[Records from a data collection]
## begin

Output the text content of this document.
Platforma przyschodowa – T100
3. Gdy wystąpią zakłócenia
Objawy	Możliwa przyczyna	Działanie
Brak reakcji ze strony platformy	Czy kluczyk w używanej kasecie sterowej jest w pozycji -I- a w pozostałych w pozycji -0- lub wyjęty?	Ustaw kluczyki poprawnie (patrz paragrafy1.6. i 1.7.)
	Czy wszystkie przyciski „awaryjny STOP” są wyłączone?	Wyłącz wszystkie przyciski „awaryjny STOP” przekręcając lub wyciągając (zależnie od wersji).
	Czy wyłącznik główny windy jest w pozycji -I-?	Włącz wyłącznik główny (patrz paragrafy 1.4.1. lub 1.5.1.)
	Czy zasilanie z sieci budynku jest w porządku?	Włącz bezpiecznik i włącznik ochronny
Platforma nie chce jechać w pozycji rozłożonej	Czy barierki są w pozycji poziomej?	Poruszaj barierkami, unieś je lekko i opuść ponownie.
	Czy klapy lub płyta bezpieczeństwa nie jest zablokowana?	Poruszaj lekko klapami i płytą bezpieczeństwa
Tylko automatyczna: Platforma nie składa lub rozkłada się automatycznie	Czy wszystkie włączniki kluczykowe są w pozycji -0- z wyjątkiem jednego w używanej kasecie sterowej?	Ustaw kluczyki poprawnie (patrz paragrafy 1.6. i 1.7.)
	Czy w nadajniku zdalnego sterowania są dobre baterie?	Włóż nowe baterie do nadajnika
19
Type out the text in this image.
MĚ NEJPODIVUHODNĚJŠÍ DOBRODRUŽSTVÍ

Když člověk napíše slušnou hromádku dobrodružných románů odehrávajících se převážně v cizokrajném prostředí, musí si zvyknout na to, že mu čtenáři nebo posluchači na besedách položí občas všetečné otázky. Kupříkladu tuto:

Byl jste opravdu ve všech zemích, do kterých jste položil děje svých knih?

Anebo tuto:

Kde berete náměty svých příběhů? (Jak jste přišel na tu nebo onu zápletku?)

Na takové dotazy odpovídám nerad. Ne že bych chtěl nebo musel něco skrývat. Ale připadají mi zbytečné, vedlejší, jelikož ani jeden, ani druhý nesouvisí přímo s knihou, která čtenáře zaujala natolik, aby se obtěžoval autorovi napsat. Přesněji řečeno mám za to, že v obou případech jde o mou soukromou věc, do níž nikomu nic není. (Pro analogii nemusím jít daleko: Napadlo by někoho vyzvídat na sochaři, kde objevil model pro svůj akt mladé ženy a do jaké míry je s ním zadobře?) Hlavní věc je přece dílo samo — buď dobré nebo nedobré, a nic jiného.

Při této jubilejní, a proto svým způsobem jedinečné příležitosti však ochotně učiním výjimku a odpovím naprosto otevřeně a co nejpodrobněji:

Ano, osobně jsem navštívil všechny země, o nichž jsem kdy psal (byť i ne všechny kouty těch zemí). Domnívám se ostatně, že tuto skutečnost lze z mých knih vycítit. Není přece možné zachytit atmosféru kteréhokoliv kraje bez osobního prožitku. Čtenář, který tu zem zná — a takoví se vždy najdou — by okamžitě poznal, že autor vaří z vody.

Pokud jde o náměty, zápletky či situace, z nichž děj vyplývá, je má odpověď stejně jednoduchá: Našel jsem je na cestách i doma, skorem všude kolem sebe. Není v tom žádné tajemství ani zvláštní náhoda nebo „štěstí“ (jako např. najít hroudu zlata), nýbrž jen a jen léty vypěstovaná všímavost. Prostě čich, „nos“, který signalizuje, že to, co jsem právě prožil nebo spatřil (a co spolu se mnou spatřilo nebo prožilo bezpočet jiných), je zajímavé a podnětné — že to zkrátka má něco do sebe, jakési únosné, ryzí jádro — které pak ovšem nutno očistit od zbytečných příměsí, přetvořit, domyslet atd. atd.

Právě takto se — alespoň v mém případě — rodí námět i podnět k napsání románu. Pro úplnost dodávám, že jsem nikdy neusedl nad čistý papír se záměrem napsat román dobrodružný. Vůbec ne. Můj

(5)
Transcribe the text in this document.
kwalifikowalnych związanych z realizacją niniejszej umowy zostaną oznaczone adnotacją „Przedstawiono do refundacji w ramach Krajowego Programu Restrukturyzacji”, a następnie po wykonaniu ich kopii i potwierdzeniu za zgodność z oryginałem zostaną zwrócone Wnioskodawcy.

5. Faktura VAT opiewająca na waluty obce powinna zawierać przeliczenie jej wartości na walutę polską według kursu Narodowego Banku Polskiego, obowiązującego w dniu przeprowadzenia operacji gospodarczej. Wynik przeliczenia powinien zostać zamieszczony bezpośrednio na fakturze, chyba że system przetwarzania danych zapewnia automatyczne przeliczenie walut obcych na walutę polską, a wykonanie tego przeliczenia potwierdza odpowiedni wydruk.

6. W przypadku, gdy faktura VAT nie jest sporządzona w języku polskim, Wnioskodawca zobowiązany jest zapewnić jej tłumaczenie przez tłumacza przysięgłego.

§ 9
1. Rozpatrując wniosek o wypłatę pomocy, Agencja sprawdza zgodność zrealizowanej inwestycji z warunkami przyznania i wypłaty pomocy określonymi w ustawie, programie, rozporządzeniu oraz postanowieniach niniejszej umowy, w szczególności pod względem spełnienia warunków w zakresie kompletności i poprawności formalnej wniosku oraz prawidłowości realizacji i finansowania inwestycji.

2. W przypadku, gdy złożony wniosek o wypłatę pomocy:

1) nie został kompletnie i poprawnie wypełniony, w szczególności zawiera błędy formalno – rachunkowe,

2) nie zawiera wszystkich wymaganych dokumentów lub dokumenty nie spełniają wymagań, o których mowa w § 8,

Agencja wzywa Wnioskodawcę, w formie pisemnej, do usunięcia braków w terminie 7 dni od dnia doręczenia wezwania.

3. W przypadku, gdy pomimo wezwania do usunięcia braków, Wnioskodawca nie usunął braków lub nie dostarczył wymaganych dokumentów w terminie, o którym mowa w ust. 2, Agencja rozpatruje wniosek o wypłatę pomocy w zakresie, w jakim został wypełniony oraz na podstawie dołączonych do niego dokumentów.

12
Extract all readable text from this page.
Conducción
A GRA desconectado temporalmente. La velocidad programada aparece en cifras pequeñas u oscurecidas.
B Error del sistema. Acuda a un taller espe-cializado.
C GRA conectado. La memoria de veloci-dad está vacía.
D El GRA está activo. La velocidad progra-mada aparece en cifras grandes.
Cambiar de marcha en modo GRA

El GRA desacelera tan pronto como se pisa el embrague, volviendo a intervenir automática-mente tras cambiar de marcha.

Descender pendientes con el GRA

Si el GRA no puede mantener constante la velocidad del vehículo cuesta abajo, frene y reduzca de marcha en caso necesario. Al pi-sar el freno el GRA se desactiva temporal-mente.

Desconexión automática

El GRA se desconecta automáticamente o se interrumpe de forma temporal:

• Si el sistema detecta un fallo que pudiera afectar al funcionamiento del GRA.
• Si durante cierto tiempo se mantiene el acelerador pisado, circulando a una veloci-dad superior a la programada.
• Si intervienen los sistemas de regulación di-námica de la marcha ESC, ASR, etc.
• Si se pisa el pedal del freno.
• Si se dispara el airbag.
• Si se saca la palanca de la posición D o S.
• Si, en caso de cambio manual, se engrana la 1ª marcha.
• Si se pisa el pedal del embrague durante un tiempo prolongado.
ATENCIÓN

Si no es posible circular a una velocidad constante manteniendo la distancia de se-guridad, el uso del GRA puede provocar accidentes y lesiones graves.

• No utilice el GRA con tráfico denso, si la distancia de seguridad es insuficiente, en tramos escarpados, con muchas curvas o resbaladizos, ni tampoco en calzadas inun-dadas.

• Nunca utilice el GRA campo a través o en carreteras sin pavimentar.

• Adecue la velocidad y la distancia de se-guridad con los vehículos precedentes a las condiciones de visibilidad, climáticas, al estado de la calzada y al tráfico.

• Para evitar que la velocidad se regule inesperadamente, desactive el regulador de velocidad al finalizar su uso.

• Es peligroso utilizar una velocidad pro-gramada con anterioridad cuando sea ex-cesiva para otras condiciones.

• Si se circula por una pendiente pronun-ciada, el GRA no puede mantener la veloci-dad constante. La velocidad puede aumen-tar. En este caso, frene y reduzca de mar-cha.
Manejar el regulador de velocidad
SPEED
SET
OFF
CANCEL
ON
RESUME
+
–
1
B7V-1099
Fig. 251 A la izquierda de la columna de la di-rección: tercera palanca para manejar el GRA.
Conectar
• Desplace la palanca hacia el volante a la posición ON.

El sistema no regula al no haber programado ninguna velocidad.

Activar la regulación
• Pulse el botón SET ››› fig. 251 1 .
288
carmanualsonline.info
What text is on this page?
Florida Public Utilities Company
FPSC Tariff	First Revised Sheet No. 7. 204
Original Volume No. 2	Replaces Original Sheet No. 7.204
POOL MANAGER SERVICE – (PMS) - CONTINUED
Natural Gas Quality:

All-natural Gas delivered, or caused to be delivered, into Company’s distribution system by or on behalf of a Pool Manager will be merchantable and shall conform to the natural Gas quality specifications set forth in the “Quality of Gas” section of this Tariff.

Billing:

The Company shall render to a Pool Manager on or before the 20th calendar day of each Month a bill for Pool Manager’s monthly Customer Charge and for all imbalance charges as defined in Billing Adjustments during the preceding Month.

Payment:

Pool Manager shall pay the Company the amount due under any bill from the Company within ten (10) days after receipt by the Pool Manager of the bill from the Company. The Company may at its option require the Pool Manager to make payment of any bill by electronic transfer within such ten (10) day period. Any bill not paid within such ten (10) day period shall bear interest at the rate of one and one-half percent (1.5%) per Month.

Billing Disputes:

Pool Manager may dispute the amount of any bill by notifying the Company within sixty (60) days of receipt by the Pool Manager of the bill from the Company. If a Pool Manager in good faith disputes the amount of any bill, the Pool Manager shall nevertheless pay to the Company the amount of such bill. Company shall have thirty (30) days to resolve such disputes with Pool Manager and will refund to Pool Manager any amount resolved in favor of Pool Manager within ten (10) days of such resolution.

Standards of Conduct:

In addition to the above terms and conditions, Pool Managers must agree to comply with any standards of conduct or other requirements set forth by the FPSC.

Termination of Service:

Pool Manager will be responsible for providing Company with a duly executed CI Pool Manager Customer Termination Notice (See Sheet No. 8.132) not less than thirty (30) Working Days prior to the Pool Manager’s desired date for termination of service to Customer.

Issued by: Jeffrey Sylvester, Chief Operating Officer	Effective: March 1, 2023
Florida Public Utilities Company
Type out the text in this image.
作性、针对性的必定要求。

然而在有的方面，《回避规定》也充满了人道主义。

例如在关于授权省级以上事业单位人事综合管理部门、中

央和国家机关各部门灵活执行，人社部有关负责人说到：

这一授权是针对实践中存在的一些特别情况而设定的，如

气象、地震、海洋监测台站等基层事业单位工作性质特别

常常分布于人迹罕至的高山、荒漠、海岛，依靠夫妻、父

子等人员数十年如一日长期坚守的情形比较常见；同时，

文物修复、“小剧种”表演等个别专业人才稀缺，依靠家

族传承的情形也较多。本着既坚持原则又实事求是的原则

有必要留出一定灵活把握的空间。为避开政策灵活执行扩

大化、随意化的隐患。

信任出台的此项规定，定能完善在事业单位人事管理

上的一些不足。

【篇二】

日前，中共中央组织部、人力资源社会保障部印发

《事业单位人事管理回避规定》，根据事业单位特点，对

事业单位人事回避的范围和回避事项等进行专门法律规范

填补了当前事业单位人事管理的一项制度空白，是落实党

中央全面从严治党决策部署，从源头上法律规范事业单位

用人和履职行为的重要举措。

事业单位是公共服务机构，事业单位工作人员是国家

## end

▶ [WORK TO COMPLETE]
Copy out each line of the entries that holds "distancia".

▶ [THE REPLY]
Si no es posible circular a una velocidad constante manteniendo la distancia de se-guridad, el uso del GRA puede provocar accidentes y lesiones graves.
• No utilice el GRA con tráfico denso, si la distancia de seguridad es insuficiente, en tramos escarpados, con muchas curvas o resbaladizos, ni tampoco en calzadas inun-dadas.
• Adecue la velocidad y la distancia de se-guridad con los vehículos precedentes a las condiciones de visibilidad, climáticas, al estado de la calzada y al tráfico.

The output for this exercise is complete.